PROBLEM DESCRIPTION ▸
Give only the number of lines in the records that include the string "Austausch".

— START —

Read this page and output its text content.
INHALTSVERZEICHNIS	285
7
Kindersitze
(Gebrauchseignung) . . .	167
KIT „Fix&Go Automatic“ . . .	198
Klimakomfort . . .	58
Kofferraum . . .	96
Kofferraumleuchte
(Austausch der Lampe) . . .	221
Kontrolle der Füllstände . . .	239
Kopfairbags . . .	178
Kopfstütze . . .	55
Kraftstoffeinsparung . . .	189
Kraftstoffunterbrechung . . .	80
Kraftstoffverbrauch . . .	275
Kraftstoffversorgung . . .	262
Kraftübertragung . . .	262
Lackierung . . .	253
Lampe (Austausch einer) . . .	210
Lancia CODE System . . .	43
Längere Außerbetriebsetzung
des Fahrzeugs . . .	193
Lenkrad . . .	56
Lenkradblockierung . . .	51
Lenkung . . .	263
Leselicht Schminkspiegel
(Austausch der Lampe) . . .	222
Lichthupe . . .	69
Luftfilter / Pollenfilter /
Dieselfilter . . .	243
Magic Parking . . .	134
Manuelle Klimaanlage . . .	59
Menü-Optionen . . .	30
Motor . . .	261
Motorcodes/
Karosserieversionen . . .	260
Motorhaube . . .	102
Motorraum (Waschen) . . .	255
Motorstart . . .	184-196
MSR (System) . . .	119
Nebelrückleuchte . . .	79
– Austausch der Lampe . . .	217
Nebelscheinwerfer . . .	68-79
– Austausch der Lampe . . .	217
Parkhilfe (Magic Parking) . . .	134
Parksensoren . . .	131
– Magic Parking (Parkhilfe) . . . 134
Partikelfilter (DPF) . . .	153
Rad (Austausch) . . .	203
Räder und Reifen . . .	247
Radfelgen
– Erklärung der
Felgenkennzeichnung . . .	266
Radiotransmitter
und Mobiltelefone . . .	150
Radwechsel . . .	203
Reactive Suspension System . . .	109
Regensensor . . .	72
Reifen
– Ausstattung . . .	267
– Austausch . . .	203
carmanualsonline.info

— END —

FINISHED ANSWER ▸
7